:: Goal ::
How many of the lines below contain "page"? Answer with that number alone.

Extracted data entries
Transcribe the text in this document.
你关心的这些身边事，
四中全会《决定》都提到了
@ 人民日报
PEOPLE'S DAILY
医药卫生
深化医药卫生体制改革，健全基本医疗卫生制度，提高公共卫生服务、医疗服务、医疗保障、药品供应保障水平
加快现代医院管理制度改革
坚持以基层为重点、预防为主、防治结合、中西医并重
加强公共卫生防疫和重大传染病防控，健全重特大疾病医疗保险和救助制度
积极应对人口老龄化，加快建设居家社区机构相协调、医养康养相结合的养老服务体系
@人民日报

* * *

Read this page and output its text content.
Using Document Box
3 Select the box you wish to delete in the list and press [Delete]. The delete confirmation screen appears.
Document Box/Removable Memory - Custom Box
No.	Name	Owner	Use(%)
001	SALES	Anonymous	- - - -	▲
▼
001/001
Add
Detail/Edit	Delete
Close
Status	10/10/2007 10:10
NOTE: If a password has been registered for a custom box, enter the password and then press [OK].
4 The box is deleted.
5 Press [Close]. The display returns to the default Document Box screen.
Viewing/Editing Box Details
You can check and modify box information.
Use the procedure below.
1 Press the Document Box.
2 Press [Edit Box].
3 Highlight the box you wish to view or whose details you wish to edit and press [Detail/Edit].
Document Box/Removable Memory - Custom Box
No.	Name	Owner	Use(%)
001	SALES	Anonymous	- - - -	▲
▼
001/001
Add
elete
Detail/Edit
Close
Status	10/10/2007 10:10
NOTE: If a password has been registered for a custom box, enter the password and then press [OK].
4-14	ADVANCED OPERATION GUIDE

==

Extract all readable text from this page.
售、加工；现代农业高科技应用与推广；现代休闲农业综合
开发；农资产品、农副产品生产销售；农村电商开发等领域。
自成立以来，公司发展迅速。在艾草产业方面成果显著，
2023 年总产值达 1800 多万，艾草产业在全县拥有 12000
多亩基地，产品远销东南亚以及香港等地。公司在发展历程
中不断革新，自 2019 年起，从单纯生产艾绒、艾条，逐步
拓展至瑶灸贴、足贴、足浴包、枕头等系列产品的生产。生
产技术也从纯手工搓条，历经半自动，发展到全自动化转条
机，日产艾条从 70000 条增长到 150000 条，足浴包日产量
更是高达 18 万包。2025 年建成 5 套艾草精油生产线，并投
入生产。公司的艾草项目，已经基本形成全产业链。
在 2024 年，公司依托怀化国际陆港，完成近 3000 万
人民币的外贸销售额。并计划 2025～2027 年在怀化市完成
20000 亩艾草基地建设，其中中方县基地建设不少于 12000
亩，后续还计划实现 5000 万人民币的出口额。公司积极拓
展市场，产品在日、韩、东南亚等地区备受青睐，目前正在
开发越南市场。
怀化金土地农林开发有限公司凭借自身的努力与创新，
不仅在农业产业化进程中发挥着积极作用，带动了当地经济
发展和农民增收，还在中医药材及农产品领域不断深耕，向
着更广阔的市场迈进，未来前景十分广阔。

:: Result ::
2